-------- Data supplied --------
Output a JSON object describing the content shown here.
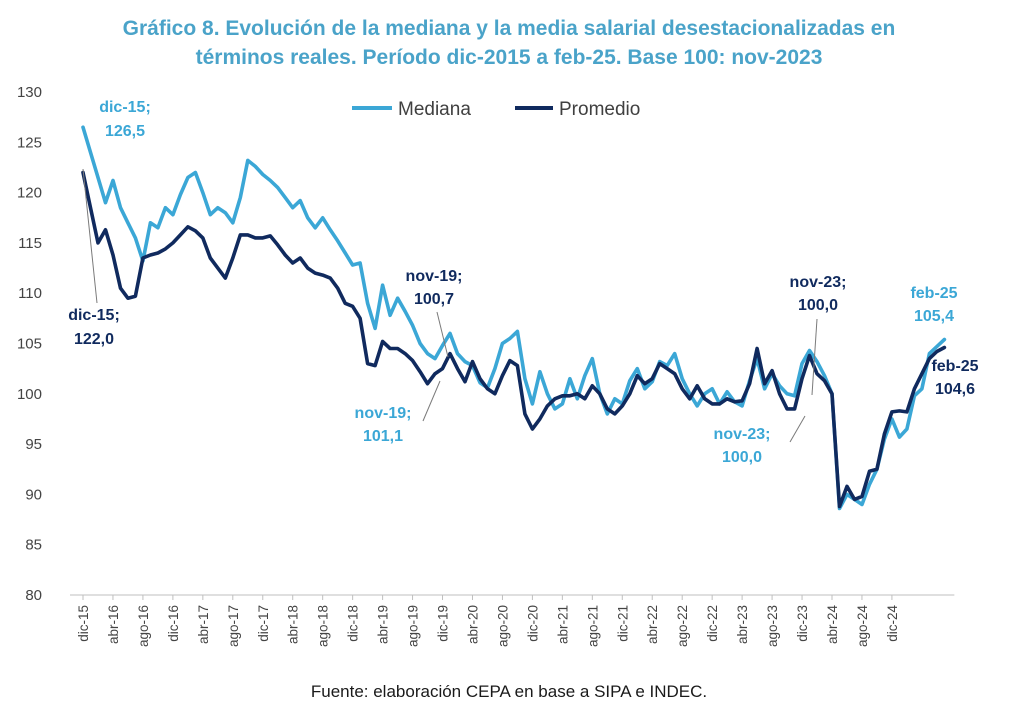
{
  "title_line1": "Gráfico 8. Evolución de la mediana y la media salarial desestacionalizadas en",
  "title_line2": "términos reales. Período dic-2015 a feb-25. Base 100: nov-2023",
  "source": "Fuente: elaboración CEPA en base a SIPA e INDEC.",
  "chart_data": {
    "type": "line",
    "ylim": [
      80,
      130
    ],
    "yticks": [
      "80",
      "85",
      "90",
      "95",
      "100",
      "105",
      "110",
      "115",
      "120",
      "125",
      "130"
    ],
    "xticks": [
      "dic-15",
      "abr-16",
      "ago-16",
      "dic-16",
      "abr-17",
      "ago-17",
      "dic-17",
      "abr-18",
      "ago-18",
      "dic-18",
      "abr-19",
      "ago-19",
      "dic-19",
      "abr-20",
      "ago-20",
      "dic-20",
      "abr-21",
      "ago-21",
      "dic-21",
      "abr-22",
      "ago-22",
      "dic-22",
      "abr-23",
      "ago-23",
      "dic-23",
      "abr-24",
      "ago-24",
      "dic-24"
    ],
    "grid": false,
    "legend_position": "top-center",
    "colors": {
      "mediana": "#3ba7d6",
      "promedio": "#102a5e"
    },
    "series": [
      {
        "name": "Mediana",
        "values": [
          126.5,
          124.0,
          121.5,
          119.0,
          121.2,
          118.5,
          117.0,
          115.5,
          113.2,
          117.0,
          116.5,
          118.5,
          117.8,
          119.8,
          121.5,
          122.0,
          120.0,
          117.8,
          118.5,
          118.0,
          117.0,
          119.5,
          123.2,
          122.6,
          121.8,
          121.2,
          120.5,
          119.5,
          118.5,
          119.2,
          117.5,
          116.5,
          117.5,
          116.3,
          115.2,
          114.0,
          112.8,
          113.0,
          109.0,
          106.5,
          110.8,
          107.8,
          109.5,
          108.2,
          106.8,
          105.0,
          104.0,
          103.5,
          104.8,
          106.0,
          104.0,
          103.2,
          102.8,
          101.1,
          100.6,
          102.5,
          105.0,
          105.5,
          106.2,
          101.5,
          99.0,
          102.2,
          100.0,
          98.5,
          99.0,
          101.5,
          99.5,
          101.8,
          103.5,
          100.0,
          98.0,
          99.5,
          99.0,
          101.3,
          102.5,
          100.5,
          101.2,
          103.2,
          102.8,
          104.0,
          101.5,
          100.0,
          98.8,
          100.0,
          100.5,
          99.0,
          100.2,
          99.2,
          98.8,
          101.3,
          103.5,
          100.5,
          102.0,
          100.8,
          100.0,
          99.8,
          103.0,
          104.3,
          103.2,
          101.8,
          100.0,
          88.6,
          90.0,
          89.5,
          89.0,
          91.0,
          92.5,
          95.5,
          97.5,
          95.7,
          96.5,
          99.8,
          100.5,
          104.0,
          104.7,
          105.4
        ]
      },
      {
        "name": "Promedio",
        "values": [
          122.0,
          118.5,
          115.0,
          116.3,
          113.8,
          110.5,
          109.5,
          109.7,
          113.5,
          113.8,
          114.0,
          114.4,
          115.0,
          115.8,
          116.6,
          116.2,
          115.5,
          113.5,
          112.5,
          111.5,
          113.5,
          115.8,
          115.8,
          115.5,
          115.5,
          115.7,
          114.8,
          113.8,
          113.0,
          113.5,
          112.5,
          112.0,
          111.8,
          111.5,
          110.5,
          109.0,
          108.7,
          107.5,
          103.0,
          102.8,
          105.2,
          104.5,
          104.5,
          104.0,
          103.3,
          102.2,
          101.0,
          102.0,
          102.5,
          104.0,
          102.5,
          101.2,
          103.2,
          101.5,
          100.5,
          100.0,
          101.8,
          103.3,
          102.8,
          98.0,
          96.5,
          97.5,
          98.8,
          99.5,
          99.8,
          99.8,
          100.0,
          99.5,
          100.8,
          100.0,
          98.5,
          98.0,
          98.8,
          100.0,
          101.8,
          101.0,
          101.5,
          103.0,
          102.5,
          102.0,
          100.5,
          99.5,
          100.8,
          99.5,
          99.0,
          99.0,
          99.5,
          99.2,
          99.3,
          101.0,
          104.5,
          101.0,
          102.3,
          100.0,
          98.5,
          98.5,
          101.5,
          103.8,
          102.0,
          101.3,
          100.0,
          88.8,
          90.8,
          89.5,
          89.8,
          92.3,
          92.5,
          96.0,
          98.2,
          98.3,
          98.2,
          100.5,
          102.0,
          103.5,
          104.2,
          104.6
        ]
      }
    ],
    "annotations": [
      {
        "text1": "dic-15;",
        "text2": "126,5",
        "series": "mediana"
      },
      {
        "text1": "dic-15;",
        "text2": "122,0",
        "series": "promedio"
      },
      {
        "text1": "nov-19;",
        "text2": "100,7",
        "series": "promedio"
      },
      {
        "text1": "nov-19;",
        "text2": "101,1",
        "series": "mediana"
      },
      {
        "text1": "nov-23;",
        "text2": "100,0",
        "series": "promedio"
      },
      {
        "text1": "nov-23;",
        "text2": "100,0",
        "series": "mediana"
      },
      {
        "text1": "feb-25",
        "text2": "105,4",
        "series": "mediana"
      },
      {
        "text1": "feb-25",
        "text2": "104,6",
        "series": "promedio"
      }
    ]
  }
}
--------
» **Objective**
Send back the data above word for word, with the pictures left out.

» **Complete response**
Output a JSON object describing the content shown here.
{
  "title_line1": "Gráfico 8. Evolución de la mediana y la media salarial desestacionalizadas en",
  "title_line2": "términos reales. Período dic-2015 a feb-25. Base 100: nov-2023",
  "source": "Fuente: elaboración CEPA en base a SIPA e INDEC.",
  "chart_data": {
    "type": "line",
    "ylim": [
      80,
      130
    ],
    "yticks": [
      "80",
      "85",
      "90",
      "95",
      "100",
      "105",
      "110",
      "115",
      "120",
      "125",
      "130"
    ],
    "xticks": [
      "dic-15",
      "abr-16",
      "ago-16",
      "dic-16",
      "abr-17",
      "ago-17",
      "dic-17",
      "abr-18",
      "ago-18",
      "dic-18",
      "abr-19",
      "ago-19",
      "dic-19",
      "abr-20",
      "ago-20",
      "dic-20",
      "abr-21",
      "ago-21",
      "dic-21",
      "abr-22",
      "ago-22",
      "dic-22",
      "abr-23",
      "ago-23",
      "dic-23",
      "abr-24",
      "ago-24",
      "dic-24"
    ],
    "grid": false,
    "legend_position": "top-center",
    "colors": {
      "mediana": "#3ba7d6",
      "promedio": "#102a5e"
    },
    "series": [
      {
        "name": "Mediana",
        "values": [
          126.5,
          124.0,
          121.5,
          119.0,
          121.2,
          118.5,
          117.0,
          115.5,
          113.2,
          117.0,
          116.5,
          118.5,
          117.8,
          119.8,
          121.5,
          122.0,
          120.0,
          117.8,
          118.5,
          118.0,
          117.0,
          119.5,
          123.2,
          122.6,
          121.8,
          121.2,
          120.5,
          119.5,
          118.5,
          119.2,
          117.5,
          116.5,
          117.5,
          116.3,
          115.2,
          114.0,
          112.8,
          113.0,
          109.0,
          106.5,
          110.8,
          107.8,
          109.5,
          108.2,
          106.8,
          105.0,
          104.0,
          103.5,
          104.8,
          106.0,
          104.0,
          103.2,
          102.8,
          101.1,
          100.6,
          102.5,
          105.0,
          105.5,
          106.2,
          101.5,
          99.0,
          102.2,
          100.0,
          98.5,
          99.0,
          101.5,
          99.5,
          101.8,
          103.5,
          100.0,
          98.0,
          99.5,
          99.0,
          101.3,
          102.5,
          100.5,
          101.2,
          103.2,
          102.8,
          104.0,
          101.5,
          100.0,
          98.8,
          100.0,
          100.5,
          99.0,
          100.2,
          99.2,
          98.8,
          101.3,
          103.5,
          100.5,
          102.0,
          100.8,
          100.0,
          99.8,
          103.0,
          104.3,
          103.2,
          101.8,
          100.0,
          88.6,
          90.0,
          89.5,
          89.0,
          91.0,
          92.5,
          95.5,
          97.5,
          95.7,
          96.5,
          99.8,
          100.5,
          104.0,
          104.7,
          105.4
        ]
      },
      {
        "name": "Promedio",
        "values": [
          122.0,
          118.5,
          115.0,
          116.3,
          113.8,
          110.5,
          109.5,
          109.7,
          113.5,
          113.8,
          114.0,
          114.4,
          115.0,
          115.8,
          116.6,
          116.2,
          115.5,
          113.5,
          112.5,
          111.5,
          113.5,
          115.8,
          115.8,
          115.5,
          115.5,
          115.7,
          114.8,
          113.8,
          113.0,
          113.5,
          112.5,
          112.0,
          111.8,
          111.5,
          110.5,
          109.0,
          108.7,
          107.5,
          103.0,
          102.8,
          105.2,
          104.5,
          104.5,
          104.0,
          103.3,
          102.2,
          101.0,
          102.0,
          102.5,
          104.0,
          102.5,
          101.2,
          103.2,
          101.5,
          100.5,
          100.0,
          101.8,
          103.3,
          102.8,
          98.0,
          96.5,
          97.5,
          98.8,
          99.5,
          99.8,
          99.8,
          100.0,
          99.5,
          100.8,
          100.0,
          98.5,
          98.0,
          98.8,
          100.0,
          101.8,
          101.0,
          101.5,
          103.0,
          102.5,
          102.0,
          100.5,
          99.5,
          100.8,
          99.5,
          99.0,
          99.0,
          99.5,
          99.2,
          99.3,
          101.0,
          104.5,
          101.0,
          102.3,
          100.0,
          98.5,
          98.5,
          101.5,
          103.8,
          102.0,
          101.3,
          100.0,
          88.8,
          90.8,
          89.5,
          89.8,
          92.3,
          92.5,
          96.0,
          98.2,
          98.3,
          98.2,
          100.5,
          102.0,
          103.5,
          104.2,
          104.6
        ]
      }
    ],
    "annotations": [
      {
        "text1": "dic-15;",
        "text2": "126,5",
        "series": "mediana"
      },
      {
        "text1": "dic-15;",
        "text2": "122,0",
        "series": "promedio"
      },
      {
        "text1": "nov-19;",
        "text2": "100,7",
        "series": "promedio"
      },
      {
        "text1": "nov-19;",
        "text2": "101,1",
        "series": "mediana"
      },
      {
        "text1": "nov-23;",
        "text2": "100,0",
        "series": "promedio"
      },
      {
        "text1": "nov-23;",
        "text2": "100,0",
        "series": "mediana"
      },
      {
        "text1": "feb-25",
        "text2": "105,4",
        "series": "mediana"
      },
      {
        "text1": "feb-25",
        "text2": "104,6",
        "series": "promedio"
      }
    ]
  }
}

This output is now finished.